Given problem: Print all the data, keeping every line exactly as it is.
## START Provided entries
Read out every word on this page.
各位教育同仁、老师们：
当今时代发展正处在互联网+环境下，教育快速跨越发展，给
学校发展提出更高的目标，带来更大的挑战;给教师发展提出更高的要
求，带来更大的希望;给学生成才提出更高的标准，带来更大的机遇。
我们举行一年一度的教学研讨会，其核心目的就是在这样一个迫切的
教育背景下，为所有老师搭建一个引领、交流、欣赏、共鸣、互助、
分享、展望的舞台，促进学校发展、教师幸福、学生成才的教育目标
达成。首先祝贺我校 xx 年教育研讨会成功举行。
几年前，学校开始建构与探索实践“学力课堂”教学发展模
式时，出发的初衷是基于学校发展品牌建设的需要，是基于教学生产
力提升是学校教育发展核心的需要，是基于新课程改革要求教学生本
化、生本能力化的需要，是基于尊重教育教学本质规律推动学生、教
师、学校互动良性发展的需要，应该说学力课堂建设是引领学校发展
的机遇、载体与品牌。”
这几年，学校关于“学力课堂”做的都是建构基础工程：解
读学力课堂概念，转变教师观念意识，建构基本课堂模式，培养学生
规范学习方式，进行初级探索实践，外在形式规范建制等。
## END Provided entries
Task response:
Read out every word on this page.
各位教育同仁、老师们：
当今时代发展正处在互联网+环境下，教育快速跨越发展，给
学校发展提出更高的目标，带来更大的挑战;给教师发展提出更高的要
求，带来更大的希望;给学生成才提出更高的标准，带来更大的机遇。
我们举行一年一度的教学研讨会，其核心目的就是在这样一个迫切的
教育背景下，为所有老师搭建一个引领、交流、欣赏、共鸣、互助、
分享、展望的舞台，促进学校发展、教师幸福、学生成才的教育目标
达成。首先祝贺我校 xx 年教育研讨会成功举行。
几年前，学校开始建构与探索实践“学力课堂”教学发展模
式时，出发的初衷是基于学校发展品牌建设的需要，是基于教学生产
力提升是学校教育发展核心的需要，是基于新课程改革要求教学生本
化、生本能力化的需要，是基于尊重教育教学本质规律推动学生、教
师、学校互动良性发展的需要，应该说学力课堂建设是引领学校发展
的机遇、载体与品牌。”
这几年，学校关于“学力课堂”做的都是建构基础工程：解
读学力课堂概念，转变教师观念意识，建构基本课堂模式，培养学生
规范学习方式，进行初级探索实践，外在形式规范建制等。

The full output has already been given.